Write out the whole listing, matching it exactly.

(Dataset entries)
————
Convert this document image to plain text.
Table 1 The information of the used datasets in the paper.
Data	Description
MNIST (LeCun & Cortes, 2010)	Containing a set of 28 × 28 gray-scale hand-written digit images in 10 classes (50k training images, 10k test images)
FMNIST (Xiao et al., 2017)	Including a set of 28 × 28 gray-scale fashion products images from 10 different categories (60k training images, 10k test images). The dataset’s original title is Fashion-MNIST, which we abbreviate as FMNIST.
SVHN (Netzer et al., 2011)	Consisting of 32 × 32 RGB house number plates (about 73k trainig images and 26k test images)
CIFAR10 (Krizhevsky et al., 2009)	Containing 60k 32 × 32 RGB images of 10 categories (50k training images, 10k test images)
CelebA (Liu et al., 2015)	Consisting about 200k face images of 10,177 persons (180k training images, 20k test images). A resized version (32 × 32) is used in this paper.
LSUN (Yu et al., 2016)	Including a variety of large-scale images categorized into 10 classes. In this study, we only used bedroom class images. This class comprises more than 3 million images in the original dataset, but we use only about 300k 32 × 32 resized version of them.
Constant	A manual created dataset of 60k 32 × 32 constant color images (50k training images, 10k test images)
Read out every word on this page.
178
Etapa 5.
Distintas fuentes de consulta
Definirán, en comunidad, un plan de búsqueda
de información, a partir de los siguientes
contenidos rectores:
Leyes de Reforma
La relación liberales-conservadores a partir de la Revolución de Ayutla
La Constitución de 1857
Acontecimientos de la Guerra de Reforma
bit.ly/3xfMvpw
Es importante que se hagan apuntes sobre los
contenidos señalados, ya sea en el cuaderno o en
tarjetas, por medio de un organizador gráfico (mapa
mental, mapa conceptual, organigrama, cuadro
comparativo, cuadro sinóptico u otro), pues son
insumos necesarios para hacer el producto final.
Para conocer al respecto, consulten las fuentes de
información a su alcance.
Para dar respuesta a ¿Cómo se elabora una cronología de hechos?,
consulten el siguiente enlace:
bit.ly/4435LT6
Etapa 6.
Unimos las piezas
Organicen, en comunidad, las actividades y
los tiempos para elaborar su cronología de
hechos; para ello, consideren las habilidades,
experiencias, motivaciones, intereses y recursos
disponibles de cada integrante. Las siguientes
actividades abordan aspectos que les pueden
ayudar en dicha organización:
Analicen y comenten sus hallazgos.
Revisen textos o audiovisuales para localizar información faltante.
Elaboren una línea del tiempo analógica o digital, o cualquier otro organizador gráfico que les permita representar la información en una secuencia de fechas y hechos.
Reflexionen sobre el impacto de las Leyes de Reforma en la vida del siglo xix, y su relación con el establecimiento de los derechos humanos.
————
## Answer to the task
Convert this document image to plain text.
Table 1 The information of the used datasets in the paper.
Data	Description
MNIST (LeCun & Cortes, 2010)	Containing a set of 28 × 28 gray-scale hand-written digit images in 10 classes (50k training images, 10k test images)
FMNIST (Xiao et al., 2017)	Including a set of 28 × 28 gray-scale fashion products images from 10 different categories (60k training images, 10k test images). The dataset’s original title is Fashion-MNIST, which we abbreviate as FMNIST.
SVHN (Netzer et al., 2011)	Consisting of 32 × 32 RGB house number plates (about 73k trainig images and 26k test images)
CIFAR10 (Krizhevsky et al., 2009)	Containing 60k 32 × 32 RGB images of 10 categories (50k training images, 10k test images)
CelebA (Liu et al., 2015)	Consisting about 200k face images of 10,177 persons (180k training images, 20k test images). A resized version (32 × 32) is used in this paper.
LSUN (Yu et al., 2016)	Including a variety of large-scale images categorized into 10 classes. In this study, we only used bedroom class images. This class comprises more than 3 million images in the original dataset, but we use only about 300k 32 × 32 resized version of them.
Constant	A manual created dataset of 60k 32 × 32 constant color images (50k training images, 10k test images)
Read out every word on this page.
178
Etapa 5.
Distintas fuentes de consulta
Definirán, en comunidad, un plan de búsqueda
de información, a partir de los siguientes
contenidos rectores:
Leyes de Reforma
La relación liberales-conservadores a partir de la Revolución de Ayutla
La Constitución de 1857
Acontecimientos de la Guerra de Reforma
bit.ly/3xfMvpw
Es importante que se hagan apuntes sobre los
contenidos señalados, ya sea en el cuaderno o en
tarjetas, por medio de un organizador gráfico (mapa
mental, mapa conceptual, organigrama, cuadro
comparativo, cuadro sinóptico u otro), pues son
insumos necesarios para hacer el producto final.
Para conocer al respecto, consulten las fuentes de
información a su alcance.
Para dar respuesta a ¿Cómo se elabora una cronología de hechos?,
consulten el siguiente enlace:
bit.ly/4435LT6
Etapa 6.
Unimos las piezas
Organicen, en comunidad, las actividades y
los tiempos para elaborar su cronología de
hechos; para ello, consideren las habilidades,
experiencias, motivaciones, intereses y recursos
disponibles de cada integrante. Las siguientes
actividades abordan aspectos que les pueden
ayudar en dicha organización:
Analicen y comenten sus hallazgos.
Revisen textos o audiovisuales para localizar información faltante.
Elaboren una línea del tiempo analógica o digital, o cualquier otro organizador gráfico que les permita representar la información en una secuencia de fechas y hechos.
Reflexionen sobre el impacto de las Leyes de Reforma en la vida del siglo xix, y su relación con el establecimiento de los derechos humanos.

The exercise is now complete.